Will you output all of the data below exactly, omitting the images?

** BEGIN RECORD EXCERPTS **

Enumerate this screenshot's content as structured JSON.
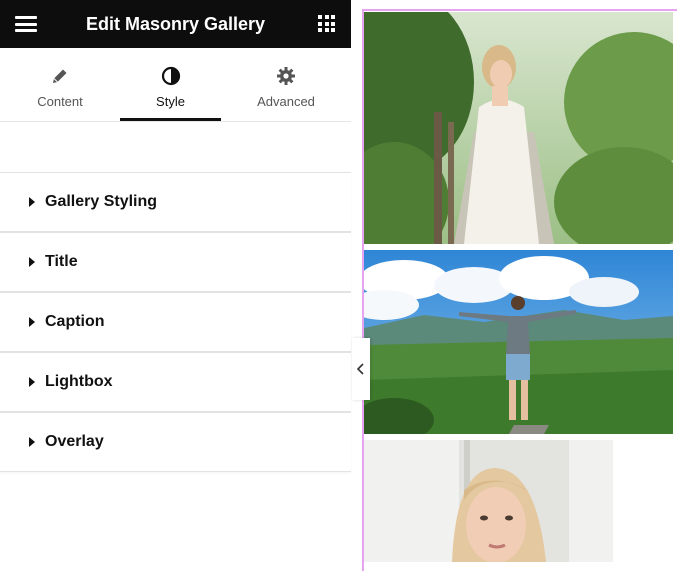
{
  "header": {
    "title": "Edit Masonry Gallery"
  },
  "tabs": [
    {
      "label": "Content",
      "icon": "pencil-icon"
    },
    {
      "label": "Style",
      "icon": "contrast-icon",
      "active": true
    },
    {
      "label": "Advanced",
      "icon": "gear-icon"
    }
  ],
  "sections": [
    {
      "label": "Gallery Styling"
    },
    {
      "label": "Title"
    },
    {
      "label": "Caption"
    },
    {
      "label": "Lightbox"
    },
    {
      "label": "Overlay"
    }
  ],
  "colors": {
    "topbar": "#0d0d0d",
    "accent_border": "#e6a3ef"
  },
  "gallery": {
    "images": [
      {
        "subject": "woman in white dress on garden path"
      },
      {
        "subject": "man with outstretched arms on mountain"
      },
      {
        "subject": "portrait of blonde woman"
      }
    ]
  }
}
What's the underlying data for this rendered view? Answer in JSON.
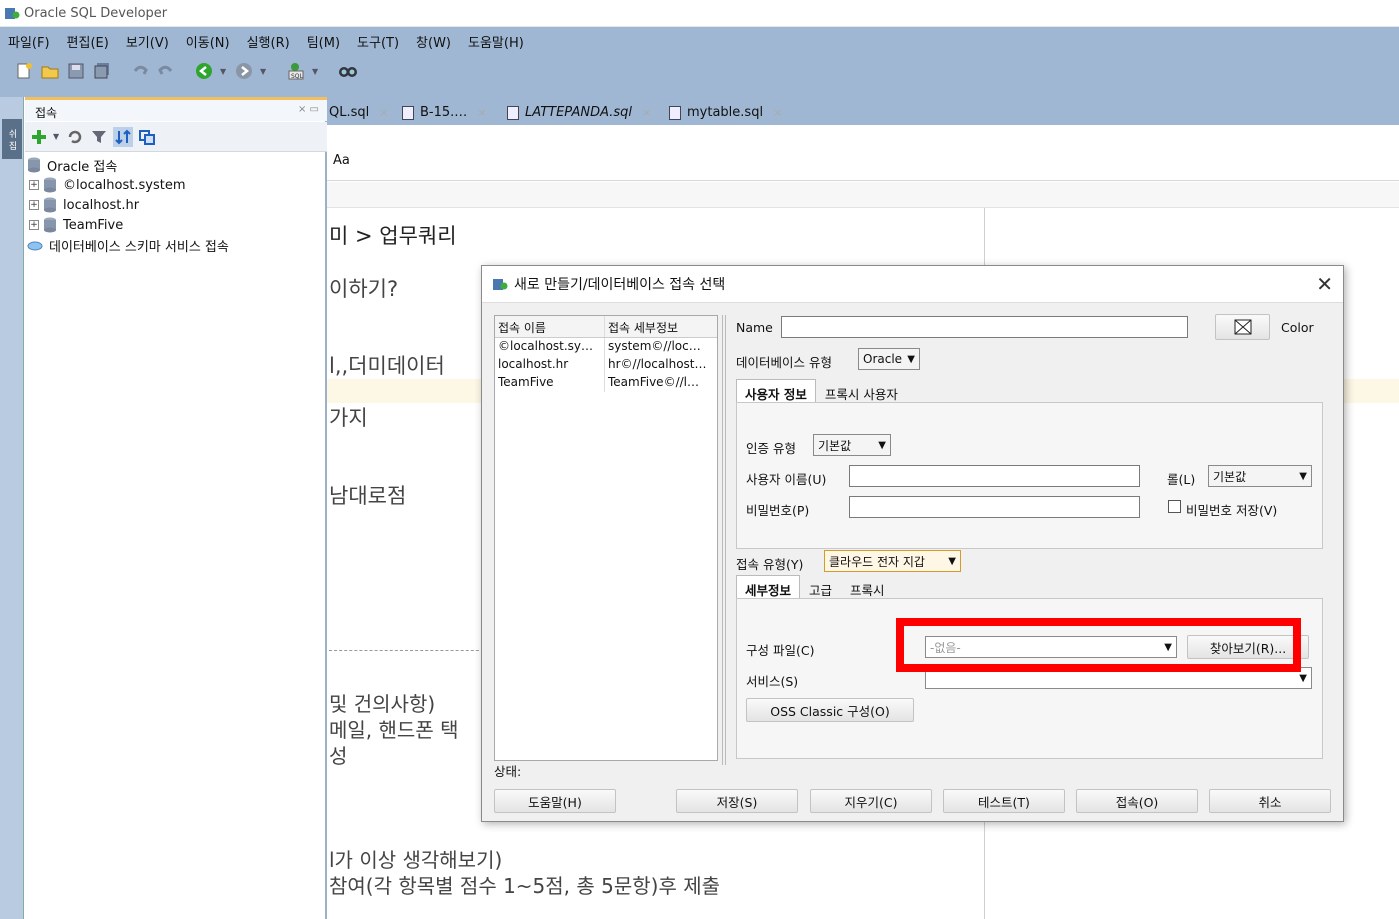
{
  "window": {
    "title": "Oracle SQL Developer"
  },
  "menu": [
    "파일(F)",
    "편집(E)",
    "보기(V)",
    "이동(N)",
    "실행(R)",
    "팀(M)",
    "도구(T)",
    "창(W)",
    "도움말(H)"
  ],
  "toolbar_icons": [
    "new-icon",
    "open-icon",
    "save-icon",
    "save-all-icon",
    "undo-icon",
    "redo-icon",
    "back-icon",
    "forward-icon",
    "sql-icon",
    "find-icon"
  ],
  "left_strip": {
    "tab_label": "쉬 집"
  },
  "connections_panel": {
    "title": "접속",
    "tree": [
      {
        "label": "Oracle 접속",
        "type": "root"
      },
      {
        "label": "©localhost.system",
        "type": "db"
      },
      {
        "label": "localhost.hr",
        "type": "db"
      },
      {
        "label": "TeamFive",
        "type": "db"
      },
      {
        "label": "데이터베이스 스키마 서비스 접속",
        "type": "cloud"
      }
    ]
  },
  "editor_tabs": [
    {
      "label": "QL.sql",
      "italic": false
    },
    {
      "label": "B-15.…",
      "italic": false
    },
    {
      "label": "LATTEPANDA.sql",
      "italic": true
    },
    {
      "label": "mytable.sql",
      "italic": false
    }
  ],
  "editor_toolbar": {
    "aa": "Aa"
  },
  "editor_lines": [
    "미 > 업무쿼리",
    "이하기?",
    "l,,더미데이터",
    "가지",
    "남대로점",
    "및 건의사항)",
    "메일, 핸드폰 택",
    "성",
    "l가 이상 생각해보기)",
    "참여(각 항목별 점수 1~5점, 총 5문항)후 제출"
  ],
  "dialog": {
    "title": "새로 만들기/데이터베이스 접속 선택",
    "list_headers": [
      "접속 이름",
      "접속 세부정보"
    ],
    "list_rows": [
      [
        "©localhost.sy…",
        "system©//loc…"
      ],
      [
        "localhost.hr",
        "hr©//localhost…"
      ],
      [
        "TeamFive",
        "TeamFive©//l…"
      ]
    ],
    "name_label": "Name",
    "name_value": "",
    "color_label": "Color",
    "db_type_label": "데이터베이스 유형",
    "db_type_value": "Oracle",
    "user_tabs": [
      "사용자 정보",
      "프록시 사용자"
    ],
    "auth_type_label": "인증 유형",
    "auth_type_value": "기본값",
    "username_label": "사용자 이름(U)",
    "username_value": "",
    "role_label": "롤(L)",
    "role_value": "기본값",
    "password_label": "비밀번호(P)",
    "password_value": "",
    "save_password_label": "비밀번호 저장(V)",
    "conn_type_label": "접속 유형(Y)",
    "conn_type_value": "클라우드 전자 지갑",
    "detail_tabs": [
      "세부정보",
      "고급",
      "프록시"
    ],
    "config_file_label": "구성 파일(C)",
    "config_file_value": "-없음-",
    "browse_button": "찾아보기(R)...",
    "service_label": "서비스(S)",
    "service_value": "",
    "oss_button": "OSS Classic 구성(O)",
    "status_label": "상태:",
    "buttons": {
      "help": "도움말(H)",
      "save": "저장(S)",
      "clear": "지우기(C)",
      "test": "테스트(T)",
      "connect": "접속(O)",
      "cancel": "취소"
    }
  },
  "highlight_color": "#ff0000"
}
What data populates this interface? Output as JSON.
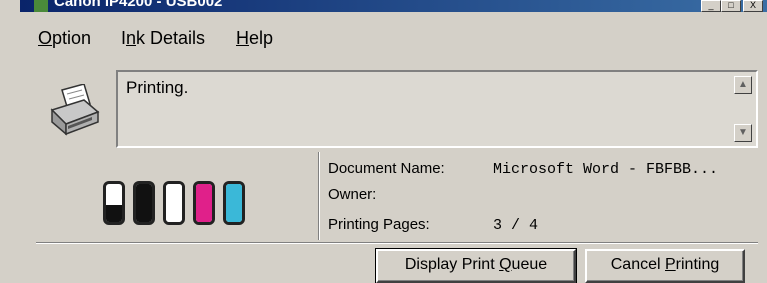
{
  "window": {
    "title": "Canon iP4200 - USB002",
    "minimize_glyph": "_",
    "maximize_glyph": "□",
    "close_glyph": "X"
  },
  "menu": {
    "option": {
      "prefix": "",
      "accel": "O",
      "rest": "ption"
    },
    "ink_details": {
      "prefix": "I",
      "accel": "n",
      "rest": "k Details"
    },
    "help": {
      "prefix": "",
      "accel": "H",
      "rest": "elp"
    }
  },
  "status": {
    "message": "Printing.",
    "scroll_up_glyph": "▲",
    "scroll_down_glyph": "▼"
  },
  "ink_tanks": [
    {
      "color": "#111111",
      "level": 0.45
    },
    {
      "color": "#111111",
      "level": 1.0
    },
    {
      "color": "#ffffff",
      "level": 1.0
    },
    {
      "color": "#e0208a",
      "level": 1.0
    },
    {
      "color": "#3ab8d8",
      "level": 1.0
    }
  ],
  "document": {
    "name_label": "Document Name:",
    "name_value": "Microsoft Word - FBFBB...",
    "owner_label": "Owner:",
    "owner_value": "",
    "pages_label": "Printing Pages:",
    "pages_value": "3 / 4"
  },
  "buttons": {
    "display_queue": {
      "before": "Display Print ",
      "accel": "Q",
      "after": "ueue"
    },
    "cancel_printing": {
      "before": "Cancel ",
      "accel": "P",
      "after": "rinting"
    }
  }
}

** END RECORD EXCERPTS **

**EXPECTED ANSWER**
Enumerate this screenshot's content as structured JSON.
{
  "header": {
    "title": "Edit Masonry Gallery"
  },
  "tabs": [
    {
      "label": "Content",
      "icon": "pencil-icon"
    },
    {
      "label": "Style",
      "icon": "contrast-icon",
      "active": true
    },
    {
      "label": "Advanced",
      "icon": "gear-icon"
    }
  ],
  "sections": [
    {
      "label": "Gallery Styling"
    },
    {
      "label": "Title"
    },
    {
      "label": "Caption"
    },
    {
      "label": "Lightbox"
    },
    {
      "label": "Overlay"
    }
  ],
  "colors": {
    "topbar": "#0d0d0d",
    "accent_border": "#e6a3ef"
  },
  "gallery": {
    "images": [
      {
        "subject": "woman in white dress on garden path"
      },
      {
        "subject": "man with outstretched arms on mountain"
      },
      {
        "subject": "portrait of blonde woman"
      }
    ]
  }
}
What's the underlying data for this rendered view? Answer in JSON.
{
  "window": {
    "title": "Oracle SQL Developer"
  },
  "menu": [
    "파일(F)",
    "편집(E)",
    "보기(V)",
    "이동(N)",
    "실행(R)",
    "팀(M)",
    "도구(T)",
    "창(W)",
    "도움말(H)"
  ],
  "toolbar_icons": [
    "new-icon",
    "open-icon",
    "save-icon",
    "save-all-icon",
    "undo-icon",
    "redo-icon",
    "back-icon",
    "forward-icon",
    "sql-icon",
    "find-icon"
  ],
  "left_strip": {
    "tab_label": "쉬 집"
  },
  "connections_panel": {
    "title": "접속",
    "tree": [
      {
        "label": "Oracle 접속",
        "type": "root"
      },
      {
        "label": "©localhost.system",
        "type": "db"
      },
      {
        "label": "localhost.hr",
        "type": "db"
      },
      {
        "label": "TeamFive",
        "type": "db"
      },
      {
        "label": "데이터베이스 스키마 서비스 접속",
        "type": "cloud"
      }
    ]
  },
  "editor_tabs": [
    {
      "label": "QL.sql",
      "italic": false
    },
    {
      "label": "B-15.…",
      "italic": false
    },
    {
      "label": "LATTEPANDA.sql",
      "italic": true
    },
    {
      "label": "mytable.sql",
      "italic": false
    }
  ],
  "editor_toolbar": {
    "aa": "Aa"
  },
  "editor_lines": [
    "미 > 업무쿼리",
    "이하기?",
    "l,,더미데이터",
    "가지",
    "남대로점",
    "및 건의사항)",
    "메일, 핸드폰 택",
    "성",
    "l가 이상 생각해보기)",
    "참여(각 항목별 점수 1~5점, 총 5문항)후 제출"
  ],
  "dialog": {
    "title": "새로 만들기/데이터베이스 접속 선택",
    "list_headers": [
      "접속 이름",
      "접속 세부정보"
    ],
    "list_rows": [
      [
        "©localhost.sy…",
        "system©//loc…"
      ],
      [
        "localhost.hr",
        "hr©//localhost…"
      ],
      [
        "TeamFive",
        "TeamFive©//l…"
      ]
    ],
    "name_label": "Name",
    "name_value": "",
    "color_label": "Color",
    "db_type_label": "데이터베이스 유형",
    "db_type_value": "Oracle",
    "user_tabs": [
      "사용자 정보",
      "프록시 사용자"
    ],
    "auth_type_label": "인증 유형",
    "auth_type_value": "기본값",
    "username_label": "사용자 이름(U)",
    "username_value": "",
    "role_label": "롤(L)",
    "role_value": "기본값",
    "password_label": "비밀번호(P)",
    "password_value": "",
    "save_password_label": "비밀번호 저장(V)",
    "conn_type_label": "접속 유형(Y)",
    "conn_type_value": "클라우드 전자 지갑",
    "detail_tabs": [
      "세부정보",
      "고급",
      "프록시"
    ],
    "config_file_label": "구성 파일(C)",
    "config_file_value": "-없음-",
    "browse_button": "찾아보기(R)...",
    "service_label": "서비스(S)",
    "service_value": "",
    "oss_button": "OSS Classic 구성(O)",
    "status_label": "상태:",
    "buttons": {
      "help": "도움말(H)",
      "save": "저장(S)",
      "clear": "지우기(C)",
      "test": "테스트(T)",
      "connect": "접속(O)",
      "cancel": "취소"
    }
  },
  "highlight_color": "#ff0000"
}
What data populates this interface? Output as JSON.
{
  "window": {
    "title": "Canon iP4200 - USB002",
    "minimize_glyph": "_",
    "maximize_glyph": "□",
    "close_glyph": "X"
  },
  "menu": {
    "option": {
      "prefix": "",
      "accel": "O",
      "rest": "ption"
    },
    "ink_details": {
      "prefix": "I",
      "accel": "n",
      "rest": "k Details"
    },
    "help": {
      "prefix": "",
      "accel": "H",
      "rest": "elp"
    }
  },
  "status": {
    "message": "Printing.",
    "scroll_up_glyph": "▲",
    "scroll_down_glyph": "▼"
  },
  "ink_tanks": [
    {
      "color": "#111111",
      "level": 0.45
    },
    {
      "color": "#111111",
      "level": 1.0
    },
    {
      "color": "#ffffff",
      "level": 1.0
    },
    {
      "color": "#e0208a",
      "level": 1.0
    },
    {
      "color": "#3ab8d8",
      "level": 1.0
    }
  ],
  "document": {
    "name_label": "Document Name:",
    "name_value": "Microsoft Word - FBFBB...",
    "owner_label": "Owner:",
    "owner_value": "",
    "pages_label": "Printing Pages:",
    "pages_value": "3 / 4"
  },
  "buttons": {
    "display_queue": {
      "before": "Display Print ",
      "accel": "Q",
      "after": "ueue"
    },
    "cancel_printing": {
      "before": "Cancel ",
      "accel": "P",
      "after": "rinting"
    }
  }
}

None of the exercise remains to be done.